### WRITTEN INSTRUCTION
Nothing but the lines from the one containing "Read all visible content and emit it as JSON." to the end of the data should be returned, each exactly as written.

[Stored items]
━━━━
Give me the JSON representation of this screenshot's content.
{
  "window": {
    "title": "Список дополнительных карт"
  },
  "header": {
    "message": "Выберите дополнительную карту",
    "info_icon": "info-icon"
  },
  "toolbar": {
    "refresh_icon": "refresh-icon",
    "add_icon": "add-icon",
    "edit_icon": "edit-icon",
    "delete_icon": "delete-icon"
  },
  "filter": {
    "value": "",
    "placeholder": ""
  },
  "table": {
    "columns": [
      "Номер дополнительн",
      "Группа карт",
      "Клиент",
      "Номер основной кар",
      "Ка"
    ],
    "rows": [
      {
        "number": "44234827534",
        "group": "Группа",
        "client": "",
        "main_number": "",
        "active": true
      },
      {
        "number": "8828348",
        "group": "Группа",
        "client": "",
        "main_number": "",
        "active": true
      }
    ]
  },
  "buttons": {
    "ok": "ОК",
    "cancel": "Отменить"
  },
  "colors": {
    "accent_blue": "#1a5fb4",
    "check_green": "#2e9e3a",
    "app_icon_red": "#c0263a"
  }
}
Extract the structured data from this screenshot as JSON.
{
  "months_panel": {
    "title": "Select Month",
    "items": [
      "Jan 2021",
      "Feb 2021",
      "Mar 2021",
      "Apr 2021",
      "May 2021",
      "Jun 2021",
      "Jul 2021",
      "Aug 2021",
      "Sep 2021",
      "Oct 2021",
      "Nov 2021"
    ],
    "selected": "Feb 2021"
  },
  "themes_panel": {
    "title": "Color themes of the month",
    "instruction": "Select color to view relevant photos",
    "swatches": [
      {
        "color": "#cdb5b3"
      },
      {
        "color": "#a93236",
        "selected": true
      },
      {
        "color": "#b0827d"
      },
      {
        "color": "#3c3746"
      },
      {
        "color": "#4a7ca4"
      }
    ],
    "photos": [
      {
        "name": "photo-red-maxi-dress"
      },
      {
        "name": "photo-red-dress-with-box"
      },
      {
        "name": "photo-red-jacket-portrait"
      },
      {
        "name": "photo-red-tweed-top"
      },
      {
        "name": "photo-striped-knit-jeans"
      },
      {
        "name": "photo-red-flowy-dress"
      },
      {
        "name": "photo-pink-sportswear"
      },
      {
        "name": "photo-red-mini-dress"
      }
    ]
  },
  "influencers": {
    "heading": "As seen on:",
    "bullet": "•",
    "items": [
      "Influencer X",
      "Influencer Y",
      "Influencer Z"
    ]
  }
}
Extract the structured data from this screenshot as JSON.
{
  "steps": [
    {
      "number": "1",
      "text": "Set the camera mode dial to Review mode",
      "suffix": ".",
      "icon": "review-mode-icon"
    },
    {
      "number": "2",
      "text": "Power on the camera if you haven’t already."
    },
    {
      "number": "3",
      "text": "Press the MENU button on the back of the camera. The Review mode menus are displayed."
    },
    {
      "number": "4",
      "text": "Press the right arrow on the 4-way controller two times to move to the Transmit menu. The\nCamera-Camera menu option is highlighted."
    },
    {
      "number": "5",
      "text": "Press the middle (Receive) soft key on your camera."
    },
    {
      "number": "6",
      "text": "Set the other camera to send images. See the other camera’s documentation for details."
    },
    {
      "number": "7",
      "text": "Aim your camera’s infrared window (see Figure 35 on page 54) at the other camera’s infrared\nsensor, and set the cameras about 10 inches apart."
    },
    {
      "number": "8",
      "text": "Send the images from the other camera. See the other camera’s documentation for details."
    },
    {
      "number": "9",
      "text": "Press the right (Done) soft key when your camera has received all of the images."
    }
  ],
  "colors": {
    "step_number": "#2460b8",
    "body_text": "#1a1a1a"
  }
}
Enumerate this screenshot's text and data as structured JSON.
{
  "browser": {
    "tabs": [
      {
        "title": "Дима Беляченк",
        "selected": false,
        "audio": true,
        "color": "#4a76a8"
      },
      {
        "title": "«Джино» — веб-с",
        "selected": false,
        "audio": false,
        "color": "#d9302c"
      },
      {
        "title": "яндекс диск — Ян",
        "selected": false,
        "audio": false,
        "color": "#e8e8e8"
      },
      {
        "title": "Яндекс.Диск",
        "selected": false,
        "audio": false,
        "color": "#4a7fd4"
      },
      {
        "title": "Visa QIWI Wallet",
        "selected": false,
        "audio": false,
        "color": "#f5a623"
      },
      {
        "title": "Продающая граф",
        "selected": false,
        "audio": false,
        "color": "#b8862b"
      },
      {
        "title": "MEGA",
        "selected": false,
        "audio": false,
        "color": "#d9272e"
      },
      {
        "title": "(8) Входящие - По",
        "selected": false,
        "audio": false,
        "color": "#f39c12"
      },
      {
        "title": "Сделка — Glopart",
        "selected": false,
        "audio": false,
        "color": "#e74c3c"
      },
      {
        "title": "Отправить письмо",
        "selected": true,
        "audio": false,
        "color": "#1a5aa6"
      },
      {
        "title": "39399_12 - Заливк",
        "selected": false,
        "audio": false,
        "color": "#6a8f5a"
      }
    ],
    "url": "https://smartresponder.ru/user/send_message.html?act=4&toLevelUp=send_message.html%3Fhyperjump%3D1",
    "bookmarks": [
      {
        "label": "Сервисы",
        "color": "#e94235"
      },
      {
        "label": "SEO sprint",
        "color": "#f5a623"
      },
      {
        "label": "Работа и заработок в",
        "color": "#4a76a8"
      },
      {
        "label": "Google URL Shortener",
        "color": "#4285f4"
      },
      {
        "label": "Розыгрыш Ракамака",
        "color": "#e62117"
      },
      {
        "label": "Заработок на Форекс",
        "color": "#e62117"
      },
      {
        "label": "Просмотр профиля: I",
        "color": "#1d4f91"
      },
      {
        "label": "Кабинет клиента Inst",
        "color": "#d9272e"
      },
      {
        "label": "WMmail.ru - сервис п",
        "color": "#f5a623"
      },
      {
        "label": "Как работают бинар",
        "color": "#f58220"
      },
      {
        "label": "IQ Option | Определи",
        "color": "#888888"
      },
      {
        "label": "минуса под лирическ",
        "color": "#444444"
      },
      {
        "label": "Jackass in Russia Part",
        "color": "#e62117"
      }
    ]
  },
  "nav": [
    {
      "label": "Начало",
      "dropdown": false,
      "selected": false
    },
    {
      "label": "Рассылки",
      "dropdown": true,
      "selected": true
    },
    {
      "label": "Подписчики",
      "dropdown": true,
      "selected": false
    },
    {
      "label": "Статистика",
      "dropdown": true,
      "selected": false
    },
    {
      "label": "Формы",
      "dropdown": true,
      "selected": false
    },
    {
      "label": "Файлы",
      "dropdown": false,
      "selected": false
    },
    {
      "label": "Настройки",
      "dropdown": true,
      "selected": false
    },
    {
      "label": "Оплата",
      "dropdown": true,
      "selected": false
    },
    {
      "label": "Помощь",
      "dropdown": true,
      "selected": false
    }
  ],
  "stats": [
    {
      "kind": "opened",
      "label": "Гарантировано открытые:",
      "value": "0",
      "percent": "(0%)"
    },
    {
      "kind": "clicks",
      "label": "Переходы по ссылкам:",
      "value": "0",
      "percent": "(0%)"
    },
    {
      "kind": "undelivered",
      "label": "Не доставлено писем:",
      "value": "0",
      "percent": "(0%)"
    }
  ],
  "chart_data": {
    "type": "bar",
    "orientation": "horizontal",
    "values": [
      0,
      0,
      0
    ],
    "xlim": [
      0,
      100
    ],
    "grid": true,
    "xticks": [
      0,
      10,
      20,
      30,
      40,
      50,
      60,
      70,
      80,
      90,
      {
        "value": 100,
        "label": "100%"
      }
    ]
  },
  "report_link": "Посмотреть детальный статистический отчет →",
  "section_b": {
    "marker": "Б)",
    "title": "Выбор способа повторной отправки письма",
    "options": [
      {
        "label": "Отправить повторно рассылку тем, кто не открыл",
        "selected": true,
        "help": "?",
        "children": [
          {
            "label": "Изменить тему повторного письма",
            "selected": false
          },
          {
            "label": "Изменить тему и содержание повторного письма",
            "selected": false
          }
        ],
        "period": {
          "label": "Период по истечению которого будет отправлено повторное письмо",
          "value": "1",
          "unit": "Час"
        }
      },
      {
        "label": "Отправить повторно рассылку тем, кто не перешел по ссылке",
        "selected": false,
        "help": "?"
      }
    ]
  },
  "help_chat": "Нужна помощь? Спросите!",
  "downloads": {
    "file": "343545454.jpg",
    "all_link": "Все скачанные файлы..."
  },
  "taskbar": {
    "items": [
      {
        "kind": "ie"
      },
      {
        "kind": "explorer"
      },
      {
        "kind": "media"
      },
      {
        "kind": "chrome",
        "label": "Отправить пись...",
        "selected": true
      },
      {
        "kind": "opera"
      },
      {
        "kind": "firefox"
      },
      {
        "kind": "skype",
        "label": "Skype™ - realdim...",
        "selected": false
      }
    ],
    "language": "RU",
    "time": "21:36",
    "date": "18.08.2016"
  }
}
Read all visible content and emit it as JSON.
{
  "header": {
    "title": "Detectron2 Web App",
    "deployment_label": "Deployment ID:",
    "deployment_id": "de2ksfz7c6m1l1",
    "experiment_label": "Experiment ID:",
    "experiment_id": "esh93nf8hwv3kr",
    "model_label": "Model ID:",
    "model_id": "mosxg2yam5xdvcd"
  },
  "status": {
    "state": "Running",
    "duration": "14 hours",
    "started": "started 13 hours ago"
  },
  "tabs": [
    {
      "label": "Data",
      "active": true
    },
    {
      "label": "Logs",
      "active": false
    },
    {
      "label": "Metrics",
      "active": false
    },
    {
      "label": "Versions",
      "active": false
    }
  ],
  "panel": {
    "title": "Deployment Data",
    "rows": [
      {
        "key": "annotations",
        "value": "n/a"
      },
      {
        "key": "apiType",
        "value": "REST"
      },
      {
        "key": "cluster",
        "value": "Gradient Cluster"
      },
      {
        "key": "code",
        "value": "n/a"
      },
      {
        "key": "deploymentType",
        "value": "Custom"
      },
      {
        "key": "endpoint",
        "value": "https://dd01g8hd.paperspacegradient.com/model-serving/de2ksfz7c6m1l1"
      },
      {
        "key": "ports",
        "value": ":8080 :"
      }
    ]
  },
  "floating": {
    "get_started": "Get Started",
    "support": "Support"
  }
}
━━━━
### ANSWER FOR THIS EXERCISE
Read all visible content and emit it as JSON.
{
  "header": {
    "title": "Detectron2 Web App",
    "deployment_label": "Deployment ID:",
    "deployment_id": "de2ksfz7c6m1l1",
    "experiment_label": "Experiment ID:",
    "experiment_id": "esh93nf8hwv3kr",
    "model_label": "Model ID:",
    "model_id": "mosxg2yam5xdvcd"
  },
  "status": {
    "state": "Running",
    "duration": "14 hours",
    "started": "started 13 hours ago"
  },
  "tabs": [
    {
      "label": "Data",
      "active": true
    },
    {
      "label": "Logs",
      "active": false
    },
    {
      "label": "Metrics",
      "active": false
    },
    {
      "label": "Versions",
      "active": false
    }
  ],
  "panel": {
    "title": "Deployment Data",
    "rows": [
      {
        "key": "annotations",
        "value": "n/a"
      },
      {
        "key": "apiType",
        "value": "REST"
      },
      {
        "key": "cluster",
        "value": "Gradient Cluster"
      },
      {
        "key": "code",
        "value": "n/a"
      },
      {
        "key": "deploymentType",
        "value": "Custom"
      },
      {
        "key": "endpoint",
        "value": "https://dd01g8hd.paperspacegradient.com/model-serving/de2ksfz7c6m1l1"
      },
      {
        "key": "ports",
        "value": ":8080 :"
      }
    ]
  },
  "floating": {
    "get_started": "Get Started",
    "support": "Support"
  }
}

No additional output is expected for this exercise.